Supplied data:
※ ※ ※
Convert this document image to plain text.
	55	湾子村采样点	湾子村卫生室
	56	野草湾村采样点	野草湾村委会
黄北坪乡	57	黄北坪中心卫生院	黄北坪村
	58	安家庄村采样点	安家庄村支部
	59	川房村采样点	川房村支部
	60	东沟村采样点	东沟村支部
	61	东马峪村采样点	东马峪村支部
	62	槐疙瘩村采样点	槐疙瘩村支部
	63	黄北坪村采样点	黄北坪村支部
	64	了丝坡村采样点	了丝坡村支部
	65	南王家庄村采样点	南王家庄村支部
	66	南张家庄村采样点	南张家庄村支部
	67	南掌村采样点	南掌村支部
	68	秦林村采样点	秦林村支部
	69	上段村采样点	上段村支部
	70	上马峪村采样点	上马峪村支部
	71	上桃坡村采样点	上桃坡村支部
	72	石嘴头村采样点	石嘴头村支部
※ ※ ※
Stated exercise: Give an exact copy of all the data shown above.

Solved exercise:
Convert this document image to plain text.
	55	湾子村采样点	湾子村卫生室
	56	野草湾村采样点	野草湾村委会
黄北坪乡	57	黄北坪中心卫生院	黄北坪村
	58	安家庄村采样点	安家庄村支部
	59	川房村采样点	川房村支部
	60	东沟村采样点	东沟村支部
	61	东马峪村采样点	东马峪村支部
	62	槐疙瘩村采样点	槐疙瘩村支部
	63	黄北坪村采样点	黄北坪村支部
	64	了丝坡村采样点	了丝坡村支部
	65	南王家庄村采样点	南王家庄村支部
	66	南张家庄村采样点	南张家庄村支部
	67	南掌村采样点	南掌村支部
	68	秦林村采样点	秦林村支部
	69	上段村采样点	上段村支部
	70	上马峪村采样点	上马峪村支部
	71	上桃坡村采样点	上桃坡村支部
	72	石嘴头村采样点	石嘴头村支部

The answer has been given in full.